▶ [GIVEN EXERCISE] Read the records and write them out again exactly.

Data entries
(begin)

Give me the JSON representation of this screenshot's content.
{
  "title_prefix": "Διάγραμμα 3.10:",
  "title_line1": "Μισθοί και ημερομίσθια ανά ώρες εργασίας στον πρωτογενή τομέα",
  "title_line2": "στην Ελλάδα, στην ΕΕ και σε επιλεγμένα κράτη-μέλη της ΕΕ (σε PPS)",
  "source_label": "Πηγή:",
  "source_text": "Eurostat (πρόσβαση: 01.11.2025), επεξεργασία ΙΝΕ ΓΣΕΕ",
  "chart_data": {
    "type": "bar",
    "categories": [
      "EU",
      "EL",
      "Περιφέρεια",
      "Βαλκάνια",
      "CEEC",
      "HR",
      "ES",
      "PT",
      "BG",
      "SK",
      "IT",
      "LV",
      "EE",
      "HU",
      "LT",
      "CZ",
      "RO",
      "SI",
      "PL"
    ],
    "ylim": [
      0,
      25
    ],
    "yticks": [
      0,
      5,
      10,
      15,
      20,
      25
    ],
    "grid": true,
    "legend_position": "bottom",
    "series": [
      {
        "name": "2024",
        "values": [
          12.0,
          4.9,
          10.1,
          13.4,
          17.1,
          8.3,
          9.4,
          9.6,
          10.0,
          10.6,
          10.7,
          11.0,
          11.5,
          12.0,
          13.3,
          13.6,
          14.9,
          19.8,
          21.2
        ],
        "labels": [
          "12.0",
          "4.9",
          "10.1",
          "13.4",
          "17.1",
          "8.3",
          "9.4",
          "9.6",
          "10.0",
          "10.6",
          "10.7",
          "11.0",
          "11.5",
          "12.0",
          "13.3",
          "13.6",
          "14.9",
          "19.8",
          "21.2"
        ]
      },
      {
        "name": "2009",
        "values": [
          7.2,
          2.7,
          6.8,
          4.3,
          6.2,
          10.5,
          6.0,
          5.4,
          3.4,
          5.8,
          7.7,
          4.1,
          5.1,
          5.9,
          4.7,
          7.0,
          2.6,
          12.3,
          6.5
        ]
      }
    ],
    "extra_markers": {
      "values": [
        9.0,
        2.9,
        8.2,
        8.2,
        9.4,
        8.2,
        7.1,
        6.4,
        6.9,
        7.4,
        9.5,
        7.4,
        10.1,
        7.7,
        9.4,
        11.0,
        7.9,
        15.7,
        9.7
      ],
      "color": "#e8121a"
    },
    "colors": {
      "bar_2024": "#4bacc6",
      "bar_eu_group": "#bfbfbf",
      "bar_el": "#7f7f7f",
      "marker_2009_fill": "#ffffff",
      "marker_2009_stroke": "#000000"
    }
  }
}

(end)

▶ [CORRECT OUTPUT]
Give me the JSON representation of this screenshot's content.
{
  "title_prefix": "Διάγραμμα 3.10:",
  "title_line1": "Μισθοί και ημερομίσθια ανά ώρες εργασίας στον πρωτογενή τομέα",
  "title_line2": "στην Ελλάδα, στην ΕΕ και σε επιλεγμένα κράτη-μέλη της ΕΕ (σε PPS)",
  "source_label": "Πηγή:",
  "source_text": "Eurostat (πρόσβαση: 01.11.2025), επεξεργασία ΙΝΕ ΓΣΕΕ",
  "chart_data": {
    "type": "bar",
    "categories": [
      "EU",
      "EL",
      "Περιφέρεια",
      "Βαλκάνια",
      "CEEC",
      "HR",
      "ES",
      "PT",
      "BG",
      "SK",
      "IT",
      "LV",
      "EE",
      "HU",
      "LT",
      "CZ",
      "RO",
      "SI",
      "PL"
    ],
    "ylim": [
      0,
      25
    ],
    "yticks": [
      0,
      5,
      10,
      15,
      20,
      25
    ],
    "grid": true,
    "legend_position": "bottom",
    "series": [
      {
        "name": "2024",
        "values": [
          12.0,
          4.9,
          10.1,
          13.4,
          17.1,
          8.3,
          9.4,
          9.6,
          10.0,
          10.6,
          10.7,
          11.0,
          11.5,
          12.0,
          13.3,
          13.6,
          14.9,
          19.8,
          21.2
        ],
        "labels": [
          "12.0",
          "4.9",
          "10.1",
          "13.4",
          "17.1",
          "8.3",
          "9.4",
          "9.6",
          "10.0",
          "10.6",
          "10.7",
          "11.0",
          "11.5",
          "12.0",
          "13.3",
          "13.6",
          "14.9",
          "19.8",
          "21.2"
        ]
      },
      {
        "name": "2009",
        "values": [
          7.2,
          2.7,
          6.8,
          4.3,
          6.2,
          10.5,
          6.0,
          5.4,
          3.4,
          5.8,
          7.7,
          4.1,
          5.1,
          5.9,
          4.7,
          7.0,
          2.6,
          12.3,
          6.5
        ]
      }
    ],
    "extra_markers": {
      "values": [
        9.0,
        2.9,
        8.2,
        8.2,
        9.4,
        8.2,
        7.1,
        6.4,
        6.9,
        7.4,
        9.5,
        7.4,
        10.1,
        7.7,
        9.4,
        11.0,
        7.9,
        15.7,
        9.7
      ],
      "color": "#e8121a"
    },
    "colors": {
      "bar_2024": "#4bacc6",
      "bar_eu_group": "#bfbfbf",
      "bar_el": "#7f7f7f",
      "marker_2009_fill": "#ffffff",
      "marker_2009_stroke": "#000000"
    }
  }
}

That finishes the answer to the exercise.